### What you should do
Copy each line below in which the string "Brochure" occurs.

Collected data:
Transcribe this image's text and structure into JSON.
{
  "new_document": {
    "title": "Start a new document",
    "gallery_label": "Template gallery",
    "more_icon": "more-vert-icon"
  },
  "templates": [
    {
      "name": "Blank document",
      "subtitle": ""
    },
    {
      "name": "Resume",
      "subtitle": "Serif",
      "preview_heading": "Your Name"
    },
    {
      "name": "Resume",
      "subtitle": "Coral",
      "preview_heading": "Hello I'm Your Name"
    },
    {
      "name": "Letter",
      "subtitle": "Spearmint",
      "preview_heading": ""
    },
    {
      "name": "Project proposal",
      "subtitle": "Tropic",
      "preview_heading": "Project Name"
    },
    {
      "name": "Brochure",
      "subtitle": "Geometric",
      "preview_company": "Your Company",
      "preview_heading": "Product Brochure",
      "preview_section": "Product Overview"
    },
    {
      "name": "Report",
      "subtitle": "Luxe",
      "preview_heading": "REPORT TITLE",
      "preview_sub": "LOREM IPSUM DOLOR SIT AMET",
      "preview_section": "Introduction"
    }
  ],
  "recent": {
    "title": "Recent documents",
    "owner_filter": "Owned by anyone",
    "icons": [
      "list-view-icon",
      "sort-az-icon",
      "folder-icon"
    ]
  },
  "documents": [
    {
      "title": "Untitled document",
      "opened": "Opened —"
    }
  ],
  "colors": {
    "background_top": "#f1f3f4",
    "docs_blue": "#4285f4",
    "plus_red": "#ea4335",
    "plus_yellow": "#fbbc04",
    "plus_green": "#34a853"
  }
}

### Solution to this problem
      "name": "Brochure",
      "preview_heading": "Product Brochure",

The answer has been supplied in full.